Challenge = Your task is to print all of the data word for word.
━━━ Records
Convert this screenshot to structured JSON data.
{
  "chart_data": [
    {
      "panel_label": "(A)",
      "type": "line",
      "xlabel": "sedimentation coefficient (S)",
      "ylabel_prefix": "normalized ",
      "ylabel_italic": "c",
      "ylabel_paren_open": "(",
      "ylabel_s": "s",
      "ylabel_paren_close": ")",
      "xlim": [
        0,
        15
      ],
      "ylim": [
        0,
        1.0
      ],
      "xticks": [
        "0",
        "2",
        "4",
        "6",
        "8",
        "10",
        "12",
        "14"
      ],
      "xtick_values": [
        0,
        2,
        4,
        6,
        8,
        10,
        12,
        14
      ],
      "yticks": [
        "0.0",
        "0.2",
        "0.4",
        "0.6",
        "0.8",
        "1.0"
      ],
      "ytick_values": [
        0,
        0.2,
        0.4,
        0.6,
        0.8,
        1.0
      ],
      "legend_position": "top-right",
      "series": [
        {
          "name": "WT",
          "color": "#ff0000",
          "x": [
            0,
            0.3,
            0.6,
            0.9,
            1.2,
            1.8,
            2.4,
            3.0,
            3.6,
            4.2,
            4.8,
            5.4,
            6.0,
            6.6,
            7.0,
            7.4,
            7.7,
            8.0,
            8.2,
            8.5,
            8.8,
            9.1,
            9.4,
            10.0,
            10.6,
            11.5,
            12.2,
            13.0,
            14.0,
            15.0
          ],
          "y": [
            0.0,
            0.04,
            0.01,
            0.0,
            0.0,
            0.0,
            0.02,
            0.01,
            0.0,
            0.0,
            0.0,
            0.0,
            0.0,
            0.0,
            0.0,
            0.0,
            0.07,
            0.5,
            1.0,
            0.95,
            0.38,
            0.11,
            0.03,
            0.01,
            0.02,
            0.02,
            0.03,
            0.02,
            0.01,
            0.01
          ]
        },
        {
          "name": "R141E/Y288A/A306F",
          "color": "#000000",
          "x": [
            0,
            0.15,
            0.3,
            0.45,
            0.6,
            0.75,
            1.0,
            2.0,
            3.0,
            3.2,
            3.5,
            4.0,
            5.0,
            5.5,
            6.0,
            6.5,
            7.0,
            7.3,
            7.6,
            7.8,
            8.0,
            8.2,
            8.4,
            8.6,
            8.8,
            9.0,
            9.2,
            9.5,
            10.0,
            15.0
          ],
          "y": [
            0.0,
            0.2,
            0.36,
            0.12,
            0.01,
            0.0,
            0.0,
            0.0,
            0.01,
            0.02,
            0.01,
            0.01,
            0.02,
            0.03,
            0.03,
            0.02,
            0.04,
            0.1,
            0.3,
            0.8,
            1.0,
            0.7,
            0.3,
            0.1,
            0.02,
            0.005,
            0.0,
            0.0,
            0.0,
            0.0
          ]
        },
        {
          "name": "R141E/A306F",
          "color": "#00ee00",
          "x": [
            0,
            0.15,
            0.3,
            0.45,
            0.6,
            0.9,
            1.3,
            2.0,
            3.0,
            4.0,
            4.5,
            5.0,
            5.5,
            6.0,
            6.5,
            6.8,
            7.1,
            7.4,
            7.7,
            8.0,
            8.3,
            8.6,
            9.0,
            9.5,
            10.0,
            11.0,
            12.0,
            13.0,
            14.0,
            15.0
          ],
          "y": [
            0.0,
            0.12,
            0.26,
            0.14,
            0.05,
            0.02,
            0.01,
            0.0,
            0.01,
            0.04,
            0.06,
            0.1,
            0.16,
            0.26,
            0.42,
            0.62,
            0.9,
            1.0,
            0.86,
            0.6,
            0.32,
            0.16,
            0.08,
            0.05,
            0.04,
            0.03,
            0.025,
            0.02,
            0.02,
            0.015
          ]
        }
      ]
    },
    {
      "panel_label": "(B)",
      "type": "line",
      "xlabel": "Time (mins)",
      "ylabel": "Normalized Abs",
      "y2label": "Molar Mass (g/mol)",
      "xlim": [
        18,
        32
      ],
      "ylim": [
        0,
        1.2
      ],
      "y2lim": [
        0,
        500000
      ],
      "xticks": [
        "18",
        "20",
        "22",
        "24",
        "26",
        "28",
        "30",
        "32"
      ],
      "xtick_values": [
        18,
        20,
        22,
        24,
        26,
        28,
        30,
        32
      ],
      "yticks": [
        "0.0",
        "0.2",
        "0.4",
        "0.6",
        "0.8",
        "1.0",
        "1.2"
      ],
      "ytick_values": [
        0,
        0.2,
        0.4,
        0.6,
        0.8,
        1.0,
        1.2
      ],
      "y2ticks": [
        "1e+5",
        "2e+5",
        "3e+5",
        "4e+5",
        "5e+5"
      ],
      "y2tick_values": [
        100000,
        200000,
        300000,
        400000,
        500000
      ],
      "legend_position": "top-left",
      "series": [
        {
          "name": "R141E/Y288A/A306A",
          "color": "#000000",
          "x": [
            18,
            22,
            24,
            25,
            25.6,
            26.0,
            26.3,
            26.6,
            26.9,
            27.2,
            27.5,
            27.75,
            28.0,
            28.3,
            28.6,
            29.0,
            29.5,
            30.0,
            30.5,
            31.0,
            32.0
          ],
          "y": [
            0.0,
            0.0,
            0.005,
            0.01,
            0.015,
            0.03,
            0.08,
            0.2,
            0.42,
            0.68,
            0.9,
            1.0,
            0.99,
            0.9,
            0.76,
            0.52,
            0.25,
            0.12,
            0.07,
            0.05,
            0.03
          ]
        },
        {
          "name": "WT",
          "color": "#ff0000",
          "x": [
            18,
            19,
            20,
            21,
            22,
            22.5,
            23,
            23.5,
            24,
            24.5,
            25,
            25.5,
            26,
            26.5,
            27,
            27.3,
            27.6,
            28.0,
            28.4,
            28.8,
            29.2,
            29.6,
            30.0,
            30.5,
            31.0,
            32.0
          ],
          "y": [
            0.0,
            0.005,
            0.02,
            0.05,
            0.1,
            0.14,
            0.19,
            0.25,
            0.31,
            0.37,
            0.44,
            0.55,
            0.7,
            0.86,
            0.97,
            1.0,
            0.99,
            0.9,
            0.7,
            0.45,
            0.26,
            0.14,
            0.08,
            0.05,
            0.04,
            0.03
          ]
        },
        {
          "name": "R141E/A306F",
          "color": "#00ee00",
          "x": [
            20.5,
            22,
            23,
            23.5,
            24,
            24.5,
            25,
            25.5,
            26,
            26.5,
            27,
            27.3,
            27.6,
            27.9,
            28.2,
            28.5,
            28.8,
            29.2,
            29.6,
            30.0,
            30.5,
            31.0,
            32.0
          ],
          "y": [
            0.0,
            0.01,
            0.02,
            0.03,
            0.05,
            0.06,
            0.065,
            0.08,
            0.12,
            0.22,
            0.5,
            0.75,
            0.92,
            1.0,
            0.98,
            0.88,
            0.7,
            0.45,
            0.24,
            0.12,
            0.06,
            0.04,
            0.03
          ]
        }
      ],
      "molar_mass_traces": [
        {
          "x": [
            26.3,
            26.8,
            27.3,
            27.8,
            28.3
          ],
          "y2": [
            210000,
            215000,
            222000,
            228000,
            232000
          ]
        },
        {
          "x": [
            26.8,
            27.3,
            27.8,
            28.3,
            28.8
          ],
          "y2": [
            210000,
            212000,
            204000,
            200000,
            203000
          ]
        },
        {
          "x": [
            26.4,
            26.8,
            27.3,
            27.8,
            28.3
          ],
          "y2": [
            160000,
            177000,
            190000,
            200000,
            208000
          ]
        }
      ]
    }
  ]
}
━━━━━━
Task response =
Convert this screenshot to structured JSON data.
{
  "chart_data": [
    {
      "panel_label": "(A)",
      "type": "line",
      "xlabel": "sedimentation coefficient (S)",
      "ylabel_prefix": "normalized ",
      "ylabel_italic": "c",
      "ylabel_paren_open": "(",
      "ylabel_s": "s",
      "ylabel_paren_close": ")",
      "xlim": [
        0,
        15
      ],
      "ylim": [
        0,
        1.0
      ],
      "xticks": [
        "0",
        "2",
        "4",
        "6",
        "8",
        "10",
        "12",
        "14"
      ],
      "xtick_values": [
        0,
        2,
        4,
        6,
        8,
        10,
        12,
        14
      ],
      "yticks": [
        "0.0",
        "0.2",
        "0.4",
        "0.6",
        "0.8",
        "1.0"
      ],
      "ytick_values": [
        0,
        0.2,
        0.4,
        0.6,
        0.8,
        1.0
      ],
      "legend_position": "top-right",
      "series": [
        {
          "name": "WT",
          "color": "#ff0000",
          "x": [
            0,
            0.3,
            0.6,
            0.9,
            1.2,
            1.8,
            2.4,
            3.0,
            3.6,
            4.2,
            4.8,
            5.4,
            6.0,
            6.6,
            7.0,
            7.4,
            7.7,
            8.0,
            8.2,
            8.5,
            8.8,
            9.1,
            9.4,
            10.0,
            10.6,
            11.5,
            12.2,
            13.0,
            14.0,
            15.0
          ],
          "y": [
            0.0,
            0.04,
            0.01,
            0.0,
            0.0,
            0.0,
            0.02,
            0.01,
            0.0,
            0.0,
            0.0,
            0.0,
            0.0,
            0.0,
            0.0,
            0.0,
            0.07,
            0.5,
            1.0,
            0.95,
            0.38,
            0.11,
            0.03,
            0.01,
            0.02,
            0.02,
            0.03,
            0.02,
            0.01,
            0.01
          ]
        },
        {
          "name": "R141E/Y288A/A306F",
          "color": "#000000",
          "x": [
            0,
            0.15,
            0.3,
            0.45,
            0.6,
            0.75,
            1.0,
            2.0,
            3.0,
            3.2,
            3.5,
            4.0,
            5.0,
            5.5,
            6.0,
            6.5,
            7.0,
            7.3,
            7.6,
            7.8,
            8.0,
            8.2,
            8.4,
            8.6,
            8.8,
            9.0,
            9.2,
            9.5,
            10.0,
            15.0
          ],
          "y": [
            0.0,
            0.2,
            0.36,
            0.12,
            0.01,
            0.0,
            0.0,
            0.0,
            0.01,
            0.02,
            0.01,
            0.01,
            0.02,
            0.03,
            0.03,
            0.02,
            0.04,
            0.1,
            0.3,
            0.8,
            1.0,
            0.7,
            0.3,
            0.1,
            0.02,
            0.005,
            0.0,
            0.0,
            0.0,
            0.0
          ]
        },
        {
          "name": "R141E/A306F",
          "color": "#00ee00",
          "x": [
            0,
            0.15,
            0.3,
            0.45,
            0.6,
            0.9,
            1.3,
            2.0,
            3.0,
            4.0,
            4.5,
            5.0,
            5.5,
            6.0,
            6.5,
            6.8,
            7.1,
            7.4,
            7.7,
            8.0,
            8.3,
            8.6,
            9.0,
            9.5,
            10.0,
            11.0,
            12.0,
            13.0,
            14.0,
            15.0
          ],
          "y": [
            0.0,
            0.12,
            0.26,
            0.14,
            0.05,
            0.02,
            0.01,
            0.0,
            0.01,
            0.04,
            0.06,
            0.1,
            0.16,
            0.26,
            0.42,
            0.62,
            0.9,
            1.0,
            0.86,
            0.6,
            0.32,
            0.16,
            0.08,
            0.05,
            0.04,
            0.03,
            0.025,
            0.02,
            0.02,
            0.015
          ]
        }
      ]
    },
    {
      "panel_label": "(B)",
      "type": "line",
      "xlabel": "Time (mins)",
      "ylabel": "Normalized Abs",
      "y2label": "Molar Mass (g/mol)",
      "xlim": [
        18,
        32
      ],
      "ylim": [
        0,
        1.2
      ],
      "y2lim": [
        0,
        500000
      ],
      "xticks": [
        "18",
        "20",
        "22",
        "24",
        "26",
        "28",
        "30",
        "32"
      ],
      "xtick_values": [
        18,
        20,
        22,
        24,
        26,
        28,
        30,
        32
      ],
      "yticks": [
        "0.0",
        "0.2",
        "0.4",
        "0.6",
        "0.8",
        "1.0",
        "1.2"
      ],
      "ytick_values": [
        0,
        0.2,
        0.4,
        0.6,
        0.8,
        1.0,
        1.2
      ],
      "y2ticks": [
        "1e+5",
        "2e+5",
        "3e+5",
        "4e+5",
        "5e+5"
      ],
      "y2tick_values": [
        100000,
        200000,
        300000,
        400000,
        500000
      ],
      "legend_position": "top-left",
      "series": [
        {
          "name": "R141E/Y288A/A306A",
          "color": "#000000",
          "x": [
            18,
            22,
            24,
            25,
            25.6,
            26.0,
            26.3,
            26.6,
            26.9,
            27.2,
            27.5,
            27.75,
            28.0,
            28.3,
            28.6,
            29.0,
            29.5,
            30.0,
            30.5,
            31.0,
            32.0
          ],
          "y": [
            0.0,
            0.0,
            0.005,
            0.01,
            0.015,
            0.03,
            0.08,
            0.2,
            0.42,
            0.68,
            0.9,
            1.0,
            0.99,
            0.9,
            0.76,
            0.52,
            0.25,
            0.12,
            0.07,
            0.05,
            0.03
          ]
        },
        {
          "name": "WT",
          "color": "#ff0000",
          "x": [
            18,
            19,
            20,
            21,
            22,
            22.5,
            23,
            23.5,
            24,
            24.5,
            25,
            25.5,
            26,
            26.5,
            27,
            27.3,
            27.6,
            28.0,
            28.4,
            28.8,
            29.2,
            29.6,
            30.0,
            30.5,
            31.0,
            32.0
          ],
          "y": [
            0.0,
            0.005,
            0.02,
            0.05,
            0.1,
            0.14,
            0.19,
            0.25,
            0.31,
            0.37,
            0.44,
            0.55,
            0.7,
            0.86,
            0.97,
            1.0,
            0.99,
            0.9,
            0.7,
            0.45,
            0.26,
            0.14,
            0.08,
            0.05,
            0.04,
            0.03
          ]
        },
        {
          "name": "R141E/A306F",
          "color": "#00ee00",
          "x": [
            20.5,
            22,
            23,
            23.5,
            24,
            24.5,
            25,
            25.5,
            26,
            26.5,
            27,
            27.3,
            27.6,
            27.9,
            28.2,
            28.5,
            28.8,
            29.2,
            29.6,
            30.0,
            30.5,
            31.0,
            32.0
          ],
          "y": [
            0.0,
            0.01,
            0.02,
            0.03,
            0.05,
            0.06,
            0.065,
            0.08,
            0.12,
            0.22,
            0.5,
            0.75,
            0.92,
            1.0,
            0.98,
            0.88,
            0.7,
            0.45,
            0.24,
            0.12,
            0.06,
            0.04,
            0.03
          ]
        }
      ],
      "molar_mass_traces": [
        {
          "x": [
            26.3,
            26.8,
            27.3,
            27.8,
            28.3
          ],
          "y2": [
            210000,
            215000,
            222000,
            228000,
            232000
          ]
        },
        {
          "x": [
            26.8,
            27.3,
            27.8,
            28.3,
            28.8
          ],
          "y2": [
            210000,
            212000,
            204000,
            200000,
            203000
          ]
        },
        {
          "x": [
            26.4,
            26.8,
            27.3,
            27.8,
            28.3
          ],
          "y2": [
            160000,
            177000,
            190000,
            200000,
            208000
          ]
        }
      ]
    }
  ]
}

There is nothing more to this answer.